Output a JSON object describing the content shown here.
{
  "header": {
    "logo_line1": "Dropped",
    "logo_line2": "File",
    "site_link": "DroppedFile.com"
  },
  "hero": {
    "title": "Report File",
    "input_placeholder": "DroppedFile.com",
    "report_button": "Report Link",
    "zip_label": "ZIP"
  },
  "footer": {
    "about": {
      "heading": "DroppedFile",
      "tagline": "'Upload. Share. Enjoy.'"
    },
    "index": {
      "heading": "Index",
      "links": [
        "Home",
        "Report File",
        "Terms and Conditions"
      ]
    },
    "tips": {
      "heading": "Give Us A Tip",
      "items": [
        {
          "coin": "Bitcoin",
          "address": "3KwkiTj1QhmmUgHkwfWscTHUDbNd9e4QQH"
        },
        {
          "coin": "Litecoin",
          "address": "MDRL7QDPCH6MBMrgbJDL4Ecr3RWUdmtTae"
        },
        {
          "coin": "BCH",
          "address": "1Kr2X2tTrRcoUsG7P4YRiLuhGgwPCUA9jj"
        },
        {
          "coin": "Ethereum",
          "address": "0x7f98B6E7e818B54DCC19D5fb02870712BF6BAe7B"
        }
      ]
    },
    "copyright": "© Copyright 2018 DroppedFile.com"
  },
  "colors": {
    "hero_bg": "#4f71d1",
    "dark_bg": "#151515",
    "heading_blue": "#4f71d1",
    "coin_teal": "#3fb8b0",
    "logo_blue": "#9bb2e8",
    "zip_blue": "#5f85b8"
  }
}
#####
Find how many lines include the string "address" and report that number alone.

● Answer to this task: 4